→ **Aim**:
Of the lines below, count those containing the word "bella". Reply with the number alone.
[Start of Records for the exercise]
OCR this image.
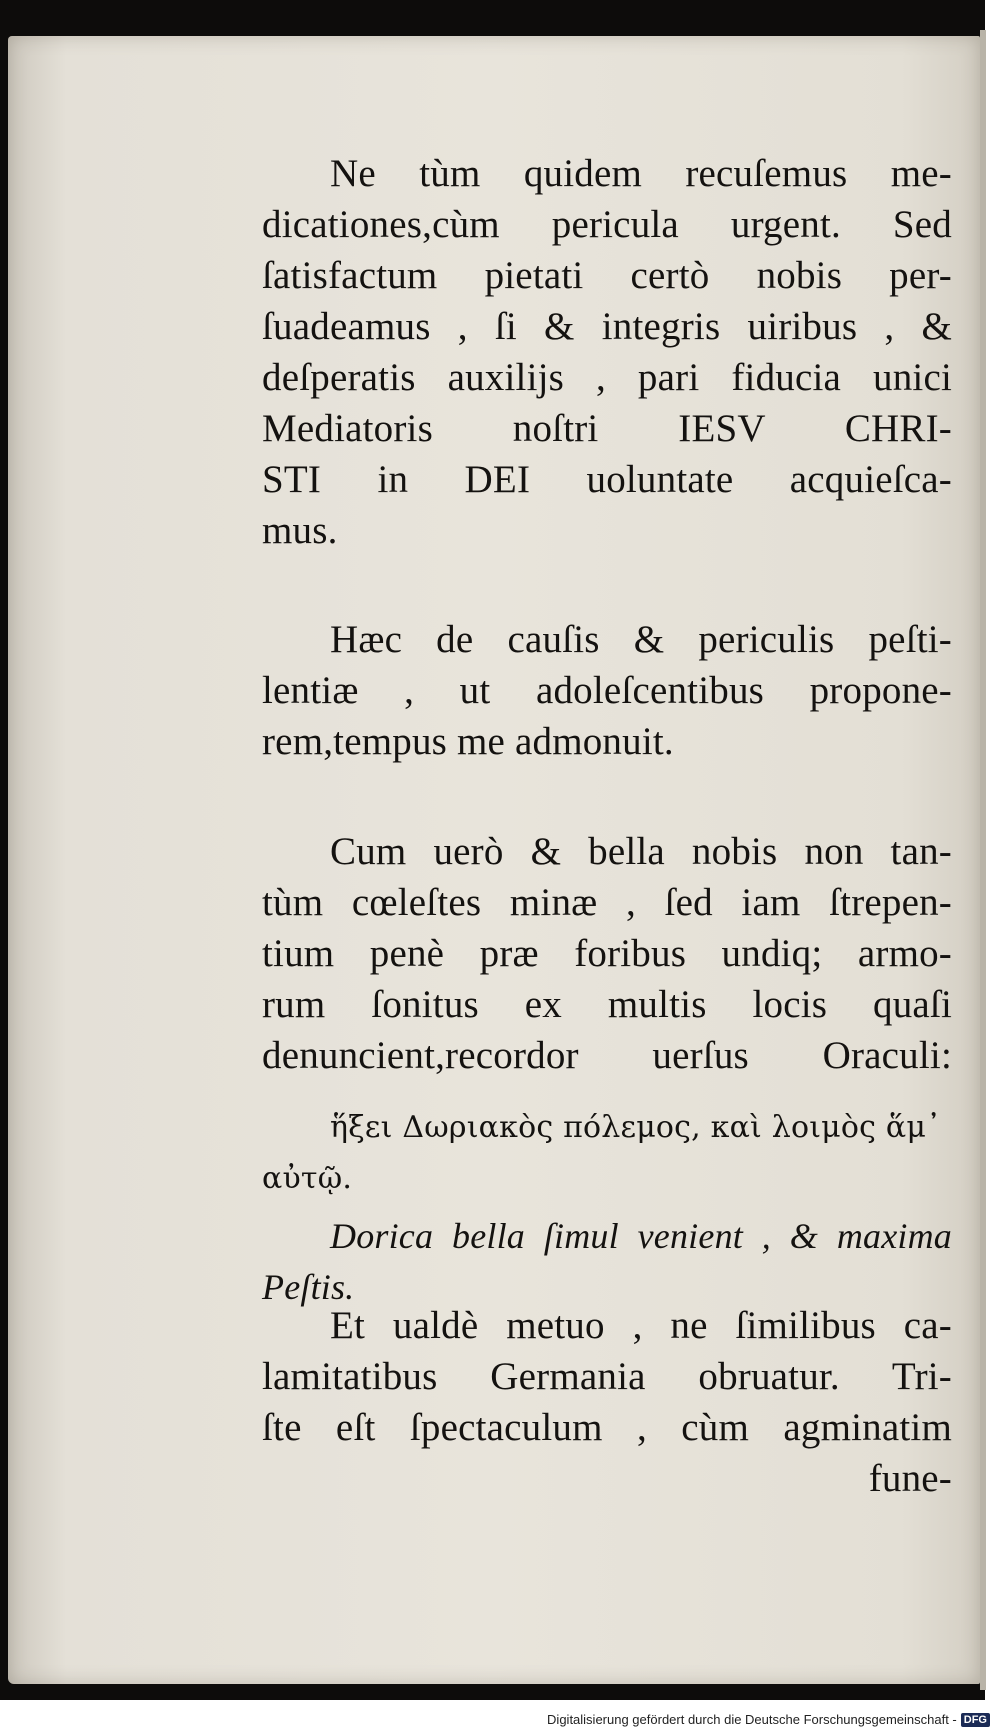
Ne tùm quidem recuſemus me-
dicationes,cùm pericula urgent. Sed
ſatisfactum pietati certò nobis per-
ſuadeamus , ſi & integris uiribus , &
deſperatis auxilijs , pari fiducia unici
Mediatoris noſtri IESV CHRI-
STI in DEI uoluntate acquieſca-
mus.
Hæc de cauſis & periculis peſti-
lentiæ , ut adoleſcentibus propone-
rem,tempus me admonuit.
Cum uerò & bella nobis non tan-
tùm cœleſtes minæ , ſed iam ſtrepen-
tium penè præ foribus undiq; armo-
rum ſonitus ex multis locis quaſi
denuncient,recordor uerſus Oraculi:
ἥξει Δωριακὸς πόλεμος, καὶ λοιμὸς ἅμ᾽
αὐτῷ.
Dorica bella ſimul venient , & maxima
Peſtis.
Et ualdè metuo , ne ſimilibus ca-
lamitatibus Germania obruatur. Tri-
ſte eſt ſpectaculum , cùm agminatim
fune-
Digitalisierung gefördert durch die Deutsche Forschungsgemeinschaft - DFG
[End of Records for the exercise]
[Start of Records for the exercise]
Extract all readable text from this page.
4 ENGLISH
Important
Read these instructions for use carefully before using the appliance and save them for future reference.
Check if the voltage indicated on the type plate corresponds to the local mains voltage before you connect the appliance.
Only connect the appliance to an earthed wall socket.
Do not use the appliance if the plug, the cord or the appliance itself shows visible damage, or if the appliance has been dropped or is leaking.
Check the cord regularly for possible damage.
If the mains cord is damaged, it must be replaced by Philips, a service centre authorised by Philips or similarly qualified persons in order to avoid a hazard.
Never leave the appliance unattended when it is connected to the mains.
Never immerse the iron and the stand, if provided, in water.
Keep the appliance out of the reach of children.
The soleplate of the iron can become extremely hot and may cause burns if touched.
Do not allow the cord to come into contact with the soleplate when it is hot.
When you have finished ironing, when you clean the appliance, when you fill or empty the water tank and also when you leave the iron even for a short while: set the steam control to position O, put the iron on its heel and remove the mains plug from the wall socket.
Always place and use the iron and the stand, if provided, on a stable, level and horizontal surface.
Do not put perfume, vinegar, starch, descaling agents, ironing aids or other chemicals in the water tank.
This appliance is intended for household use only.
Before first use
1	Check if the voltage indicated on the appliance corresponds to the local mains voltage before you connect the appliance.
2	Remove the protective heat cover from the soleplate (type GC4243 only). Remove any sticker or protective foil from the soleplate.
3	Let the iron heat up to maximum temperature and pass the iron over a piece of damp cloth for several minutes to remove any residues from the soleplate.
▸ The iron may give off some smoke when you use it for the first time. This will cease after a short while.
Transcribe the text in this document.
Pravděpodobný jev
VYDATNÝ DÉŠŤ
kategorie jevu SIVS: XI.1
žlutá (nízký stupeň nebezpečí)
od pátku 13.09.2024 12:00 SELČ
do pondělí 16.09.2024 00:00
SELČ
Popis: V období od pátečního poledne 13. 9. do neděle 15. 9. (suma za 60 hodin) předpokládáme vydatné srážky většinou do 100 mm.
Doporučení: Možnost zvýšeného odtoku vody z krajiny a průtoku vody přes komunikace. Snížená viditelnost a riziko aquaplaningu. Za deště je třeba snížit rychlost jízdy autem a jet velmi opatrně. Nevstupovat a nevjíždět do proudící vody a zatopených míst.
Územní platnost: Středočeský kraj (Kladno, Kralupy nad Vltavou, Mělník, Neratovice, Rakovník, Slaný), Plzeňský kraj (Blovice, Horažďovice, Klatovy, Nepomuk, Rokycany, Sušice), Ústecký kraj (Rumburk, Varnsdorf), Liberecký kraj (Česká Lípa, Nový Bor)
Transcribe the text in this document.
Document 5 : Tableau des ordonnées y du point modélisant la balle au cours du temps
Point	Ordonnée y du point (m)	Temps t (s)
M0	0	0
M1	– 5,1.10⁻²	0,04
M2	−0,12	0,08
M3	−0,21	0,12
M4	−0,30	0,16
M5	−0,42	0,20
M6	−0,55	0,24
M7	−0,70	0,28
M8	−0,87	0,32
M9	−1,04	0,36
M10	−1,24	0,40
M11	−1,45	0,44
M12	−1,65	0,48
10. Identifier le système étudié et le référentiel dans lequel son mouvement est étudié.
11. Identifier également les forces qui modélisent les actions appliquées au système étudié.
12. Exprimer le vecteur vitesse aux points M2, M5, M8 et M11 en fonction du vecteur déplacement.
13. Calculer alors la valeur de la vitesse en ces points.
[End of Records for the exercise]
→ **Task response**:
2